Directive:
List each line of the data that holds the string "industry", please.

Supplied data:

______

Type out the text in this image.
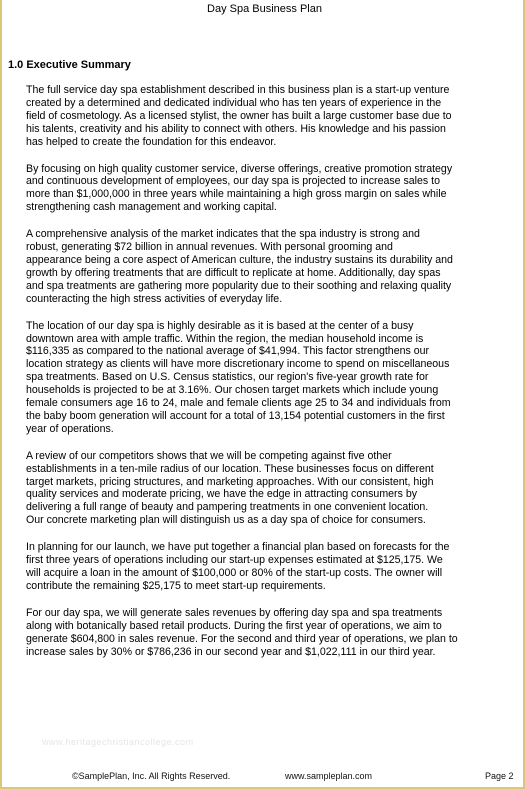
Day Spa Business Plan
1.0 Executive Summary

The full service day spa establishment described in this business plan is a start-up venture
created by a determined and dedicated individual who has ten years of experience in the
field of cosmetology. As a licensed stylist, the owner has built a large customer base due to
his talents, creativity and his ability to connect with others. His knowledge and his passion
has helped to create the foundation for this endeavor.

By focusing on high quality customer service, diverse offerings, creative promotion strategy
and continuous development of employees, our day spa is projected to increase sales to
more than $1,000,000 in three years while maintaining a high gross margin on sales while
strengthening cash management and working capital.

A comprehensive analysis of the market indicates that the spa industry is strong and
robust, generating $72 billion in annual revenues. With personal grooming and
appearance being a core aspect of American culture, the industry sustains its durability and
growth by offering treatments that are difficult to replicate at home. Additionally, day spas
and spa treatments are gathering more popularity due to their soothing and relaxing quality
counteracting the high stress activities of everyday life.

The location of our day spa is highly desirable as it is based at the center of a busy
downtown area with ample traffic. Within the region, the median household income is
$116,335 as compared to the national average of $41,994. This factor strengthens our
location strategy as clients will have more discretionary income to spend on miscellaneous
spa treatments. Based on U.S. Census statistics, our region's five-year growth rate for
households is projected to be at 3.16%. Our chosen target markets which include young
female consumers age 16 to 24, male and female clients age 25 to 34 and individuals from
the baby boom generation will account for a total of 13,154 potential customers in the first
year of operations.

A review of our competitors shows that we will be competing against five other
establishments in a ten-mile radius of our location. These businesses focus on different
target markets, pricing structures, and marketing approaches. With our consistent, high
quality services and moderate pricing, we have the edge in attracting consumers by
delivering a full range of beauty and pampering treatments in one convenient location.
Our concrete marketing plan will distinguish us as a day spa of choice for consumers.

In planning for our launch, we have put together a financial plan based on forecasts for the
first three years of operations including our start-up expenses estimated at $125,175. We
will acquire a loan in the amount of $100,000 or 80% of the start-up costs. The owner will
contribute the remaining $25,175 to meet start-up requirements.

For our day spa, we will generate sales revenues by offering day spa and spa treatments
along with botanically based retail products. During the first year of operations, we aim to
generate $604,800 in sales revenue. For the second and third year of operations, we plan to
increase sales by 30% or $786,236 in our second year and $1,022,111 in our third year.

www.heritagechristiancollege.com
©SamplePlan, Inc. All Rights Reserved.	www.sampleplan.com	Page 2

______

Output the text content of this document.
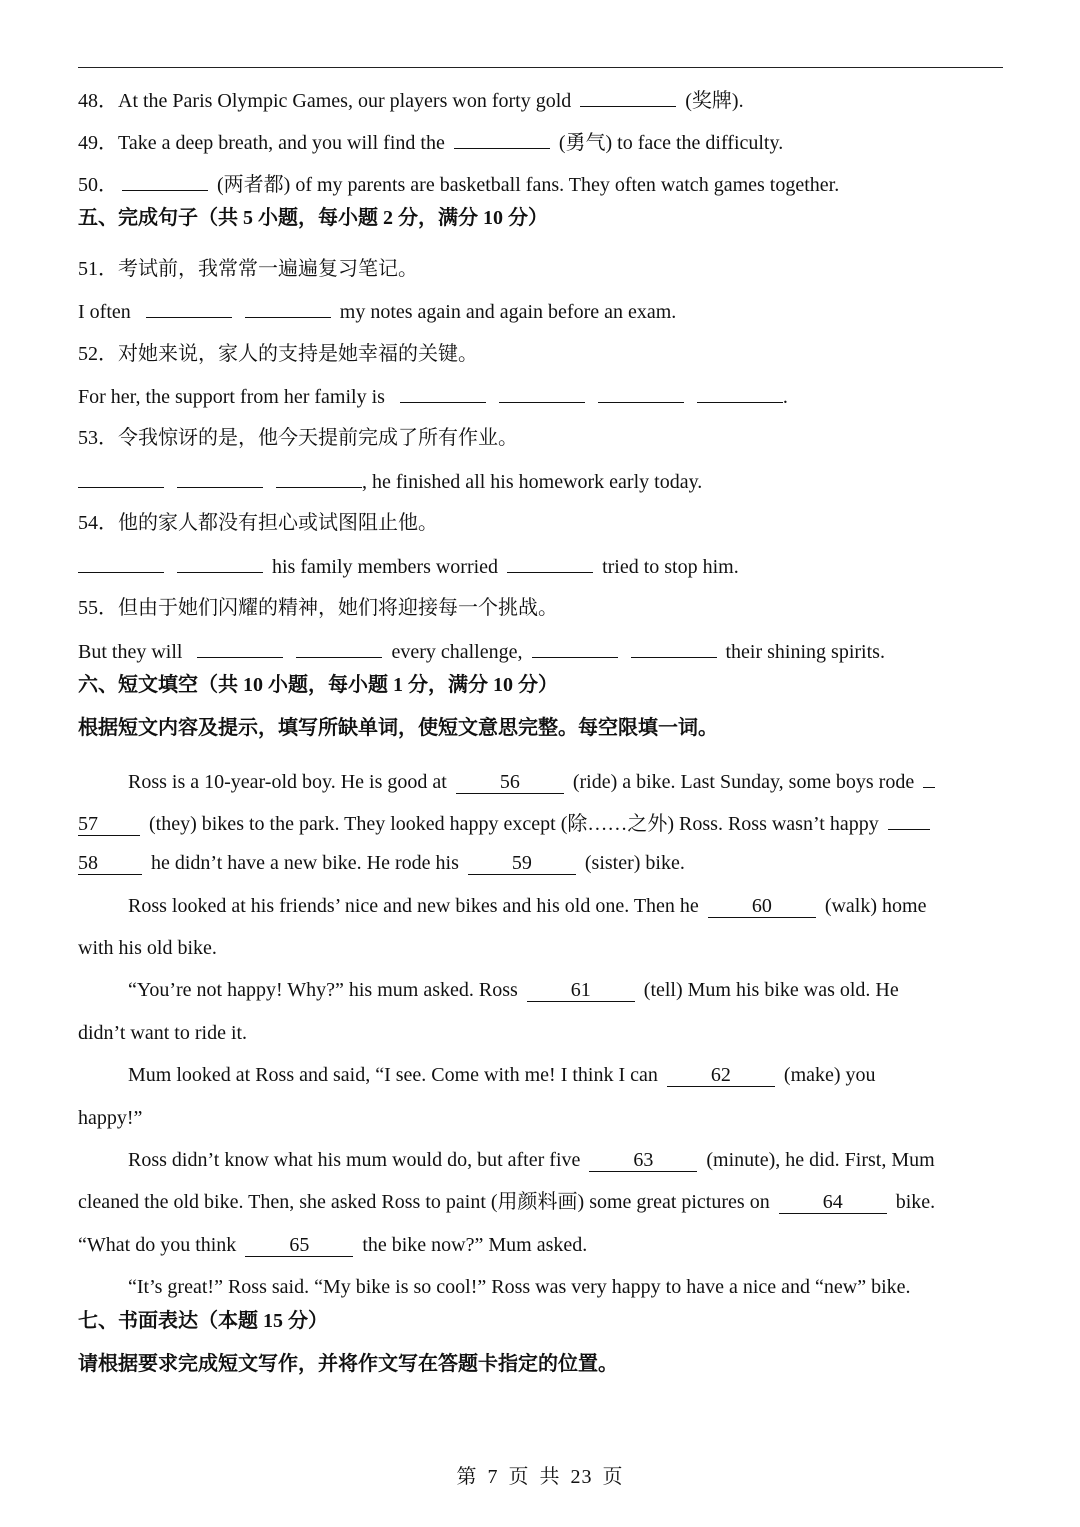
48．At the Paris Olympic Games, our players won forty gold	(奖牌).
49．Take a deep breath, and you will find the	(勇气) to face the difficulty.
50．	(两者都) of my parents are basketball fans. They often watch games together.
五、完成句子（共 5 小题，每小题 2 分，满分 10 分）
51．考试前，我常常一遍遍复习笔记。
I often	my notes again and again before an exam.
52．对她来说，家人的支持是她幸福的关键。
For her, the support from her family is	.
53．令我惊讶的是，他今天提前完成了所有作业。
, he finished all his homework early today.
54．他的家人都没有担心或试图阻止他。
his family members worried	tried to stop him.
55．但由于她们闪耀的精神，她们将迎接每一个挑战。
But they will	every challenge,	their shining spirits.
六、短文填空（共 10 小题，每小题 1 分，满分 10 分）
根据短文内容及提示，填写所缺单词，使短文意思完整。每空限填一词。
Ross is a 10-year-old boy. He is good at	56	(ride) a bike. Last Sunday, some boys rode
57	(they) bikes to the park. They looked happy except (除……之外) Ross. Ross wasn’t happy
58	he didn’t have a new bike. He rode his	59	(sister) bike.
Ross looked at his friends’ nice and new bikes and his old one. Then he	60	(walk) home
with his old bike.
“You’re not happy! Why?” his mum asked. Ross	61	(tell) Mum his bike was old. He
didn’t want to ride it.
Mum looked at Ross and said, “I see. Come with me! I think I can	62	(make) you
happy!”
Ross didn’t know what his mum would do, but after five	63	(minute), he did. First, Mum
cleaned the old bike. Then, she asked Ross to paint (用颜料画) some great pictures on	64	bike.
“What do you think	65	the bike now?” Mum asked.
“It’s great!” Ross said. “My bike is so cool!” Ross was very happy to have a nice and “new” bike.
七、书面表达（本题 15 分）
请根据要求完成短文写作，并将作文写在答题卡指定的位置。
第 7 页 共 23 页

______

Exercise response:
A comprehensive analysis of the market indicates that the spa industry is strong and
appearance being a core aspect of American culture, the industry sustains its durability and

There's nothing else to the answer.